Dataset items:
● ● ● ●
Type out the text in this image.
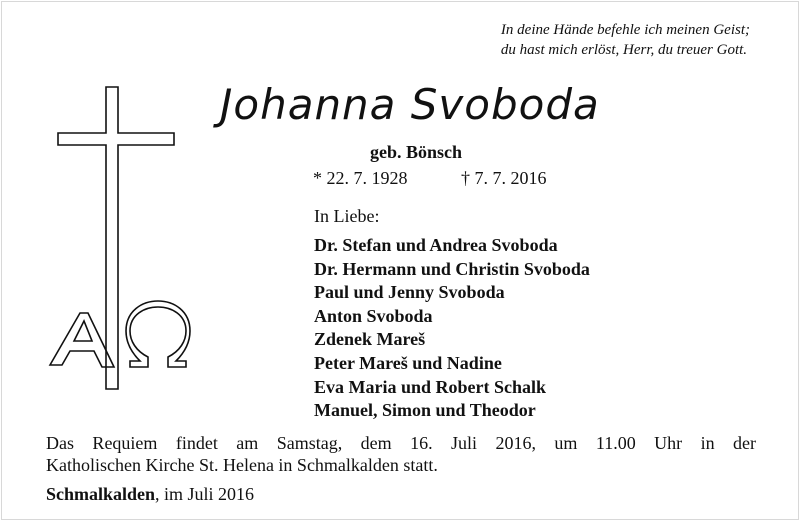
In deine Hände befehle ich meinen Geist;
du hast mich erlöst, Herr, du treuer Gott.
Johanna Svoboda
geb. Bönsch
* 22. 7. 1928	† 7. 7. 2016
In Liebe:
Dr. Stefan und Andrea Svoboda
Dr. Hermann und Christin Svoboda
Paul und Jenny Svoboda
Anton Svoboda
Zdenek Mareš
Peter Mareš und Nadine
Eva Maria und Robert Schalk
Manuel, Simon und Theodor
Das Requiem findet am Samstag, dem 16. Juli 2016, um 11.00 Uhr in der
Katholischen Kirche St. Helena in Schmalkalden statt.
Schmalkalden, im Juli 2016
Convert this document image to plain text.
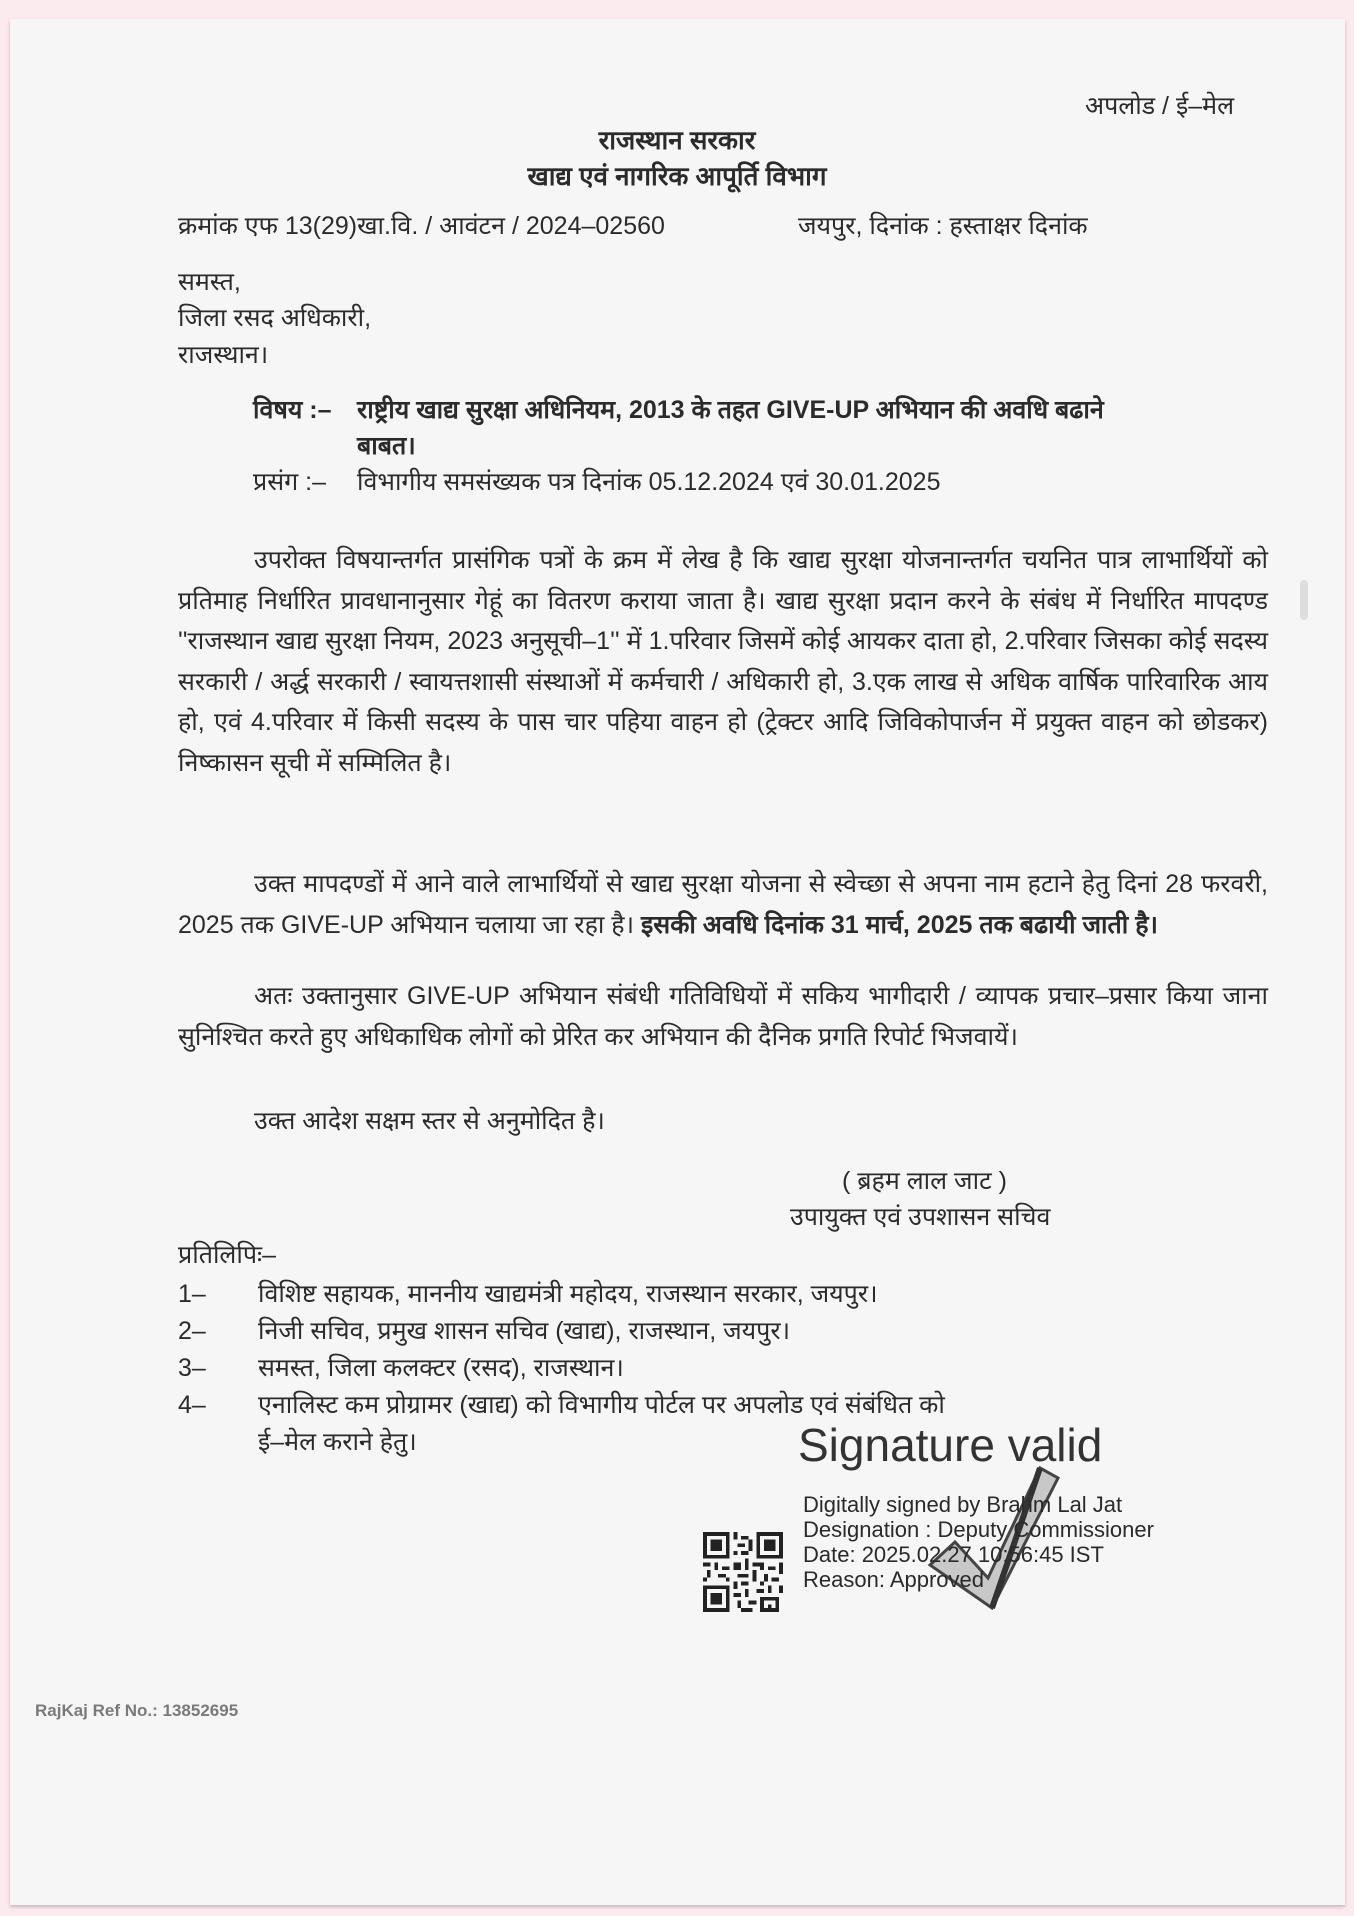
अपलोड / ई–मेल
राजस्थान सरकार
खाद्य एवं नागरिक आपूर्ति विभाग
क्रमांक एफ 13(29)खा.वि. / आवंटन / 2024–02560	जयपुर, दिनांक : हस्ताक्षर दिनांक
समस्त,
जिला रसद अधिकारी,
राजस्थान।
विषय :– राष्ट्रीय खाद्य सुरक्षा अधिनियम, 2013 के तहत GIVE-UP अभियान की अवधि बढाने
बाबत।
प्रसंग :– विभागीय समसंख्यक पत्र दिनांक 05.12.2024 एवं 30.01.2025
उपरोक्त विषयान्तर्गत प्रासंगिक पत्रों के क्रम में लेख है कि खाद्य सुरक्षा योजनान्तर्गत चयनित पात्र लाभार्थियों को प्रतिमाह निर्धारित प्रावधानानुसार गेहूं का वितरण कराया जाता है। खाद्य सुरक्षा प्रदान करने के संबंध में निर्धारित मापदण्ड ''राजस्थान खाद्य सुरक्षा नियम, 2023 अनुसूची–1'' में 1.परिवार जिसमें कोई आयकर दाता हो, 2.परिवार जिसका कोई सदस्य सरकारी / अर्द्ध सरकारी / स्वायत्तशासी संस्थाओं में कर्मचारी / अधिकारी हो, 3.एक लाख से अधिक वार्षिक पारिवारिक आय हो, एवं 4.परिवार में किसी सदस्य के पास चार पहिया वाहन हो (ट्रेक्टर आदि जिविकोपार्जन में प्रयुक्त वाहन को छोडकर) निष्कासन सूची में सम्मिलित है।
उक्त मापदण्डों में आने वाले लाभार्थियों से खाद्य सुरक्षा योजना से स्वेच्छा से अपना नाम हटाने हेतु दिनां 28 फरवरी, 2025 तक GIVE-UP अभियान चलाया जा रहा है। इसकी अवधि दिनांक 31 मार्च, 2025 तक बढायी जाती है।
अतः उक्तानुसार GIVE-UP अभियान संबंधी गतिविधियों में सकिय भागीदारी / व्यापक प्रचार–प्रसार किया जाना सुनिश्चित करते हुए अधिकाधिक लोगों को प्रेरित कर अभियान की दैनिक प्रगति रिपोर्ट भिजवायें।
उक्त आदेश सक्षम स्तर से अनुमोदित है।
( ब्रहम लाल जाट )
उपायुक्त एवं उपशासन सचिव
प्रतिलिपिः–
1– विशिष्ट सहायक, माननीय खाद्यमंत्री महोदय, राजस्थान सरकार, जयपुर।
2– निजी सचिव, प्रमुख शासन सचिव (खाद्य), राजस्थान, जयपुर।
3– समस्त, जिला कलक्टर (रसद), राजस्थान।
4– एनालिस्ट कम प्रोग्रामर (खाद्य) को विभागीय पोर्टल पर अपलोड एवं संबंधित को
ई–मेल कराने हेतु।	Signature valid
Digitally signed by Brahm Lal Jat
Designation : Deputy Commissioner
Date: 2025.02.27 10:56:45 IST
Reason: Approved
RajKaj Ref No.: 13852695
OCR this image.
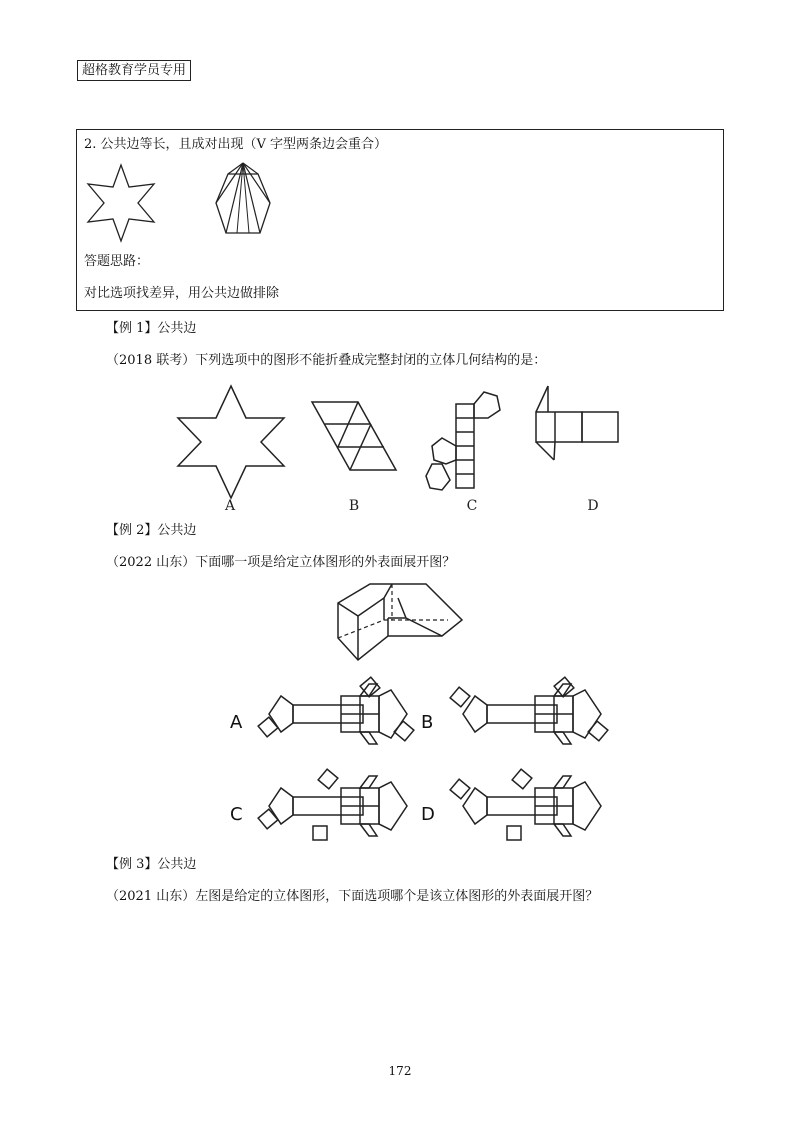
超格教育学员专用
2. 公共边等长，且成对出现（V 字型两条边会重合）
答题思路：
对比选项找差异，用公共边做排除
【例 1】公共边
（2018 联考）下列选项中的图形不能折叠成完整封闭的立体几何结构的是：
A	B	C	D
【例 2】公共边
（2022 山东）下面哪一项是给定立体图形的外表面展开图？
A	B
C	D
【例 3】公共边
（2021 山东）左图是给定的立体图形，下面选项哪个是该立体图形的外表面展开图？
172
● ● ● ●
Written instruction: Select every line of the records holding the string "this".

Written reply:
Type out the text in this image.
Convert this document image to plain text.
OCR this image.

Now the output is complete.